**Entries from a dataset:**
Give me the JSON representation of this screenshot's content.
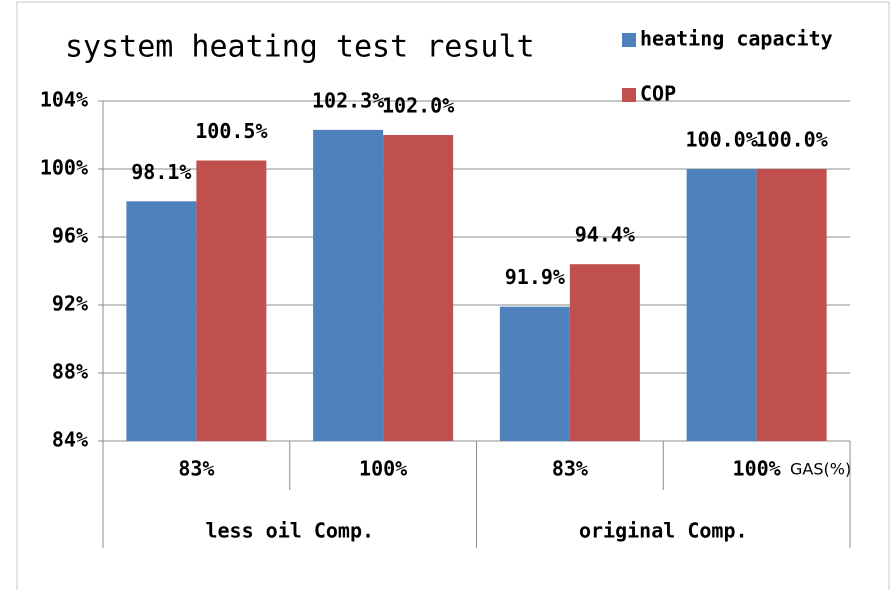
{
  "chart_data": {
    "type": "bar",
    "title": "system heating test result",
    "x_label": "GAS(%)",
    "categories": [
      "83%",
      "100%",
      "83%",
      "100%"
    ],
    "groups": [
      "less oil Comp.",
      "original Comp."
    ],
    "series": [
      {
        "name": "heating capacity",
        "color": "#4f81bd",
        "values": [
          98.1,
          102.3,
          91.9,
          100.0
        ],
        "value_labels": [
          "98.1%",
          "102.3%",
          "91.9%",
          "100.0%"
        ]
      },
      {
        "name": "COP",
        "color": "#c0504d",
        "values": [
          100.5,
          102.0,
          94.4,
          100.0
        ],
        "value_labels": [
          "100.5%",
          "102.0%",
          "94.4%",
          "100.0%"
        ]
      }
    ],
    "ylim": [
      84,
      104
    ],
    "yticks": [
      {
        "value": 84,
        "label": "84%"
      },
      {
        "value": 88,
        "label": "88%"
      },
      {
        "value": 92,
        "label": "92%"
      },
      {
        "value": 96,
        "label": "96%"
      },
      {
        "value": 100,
        "label": "100%"
      },
      {
        "value": 104,
        "label": "104%"
      }
    ],
    "grid": true,
    "legend": "top-right"
  }
}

**What to work on:** Could you repeat all of the material exactly? Pictures should not be copied.

**Solution to this problem:**
Give me the JSON representation of this screenshot's content.
{
  "chart_data": {
    "type": "bar",
    "title": "system heating test result",
    "x_label": "GAS(%)",
    "categories": [
      "83%",
      "100%",
      "83%",
      "100%"
    ],
    "groups": [
      "less oil Comp.",
      "original Comp."
    ],
    "series": [
      {
        "name": "heating capacity",
        "color": "#4f81bd",
        "values": [
          98.1,
          102.3,
          91.9,
          100.0
        ],
        "value_labels": [
          "98.1%",
          "102.3%",
          "91.9%",
          "100.0%"
        ]
      },
      {
        "name": "COP",
        "color": "#c0504d",
        "values": [
          100.5,
          102.0,
          94.4,
          100.0
        ],
        "value_labels": [
          "100.5%",
          "102.0%",
          "94.4%",
          "100.0%"
        ]
      }
    ],
    "ylim": [
      84,
      104
    ],
    "yticks": [
      {
        "value": 84,
        "label": "84%"
      },
      {
        "value": 88,
        "label": "88%"
      },
      {
        "value": 92,
        "label": "92%"
      },
      {
        "value": 96,
        "label": "96%"
      },
      {
        "value": 100,
        "label": "100%"
      },
      {
        "value": 104,
        "label": "104%"
      }
    ],
    "grid": true,
    "legend": "top-right"
  }
}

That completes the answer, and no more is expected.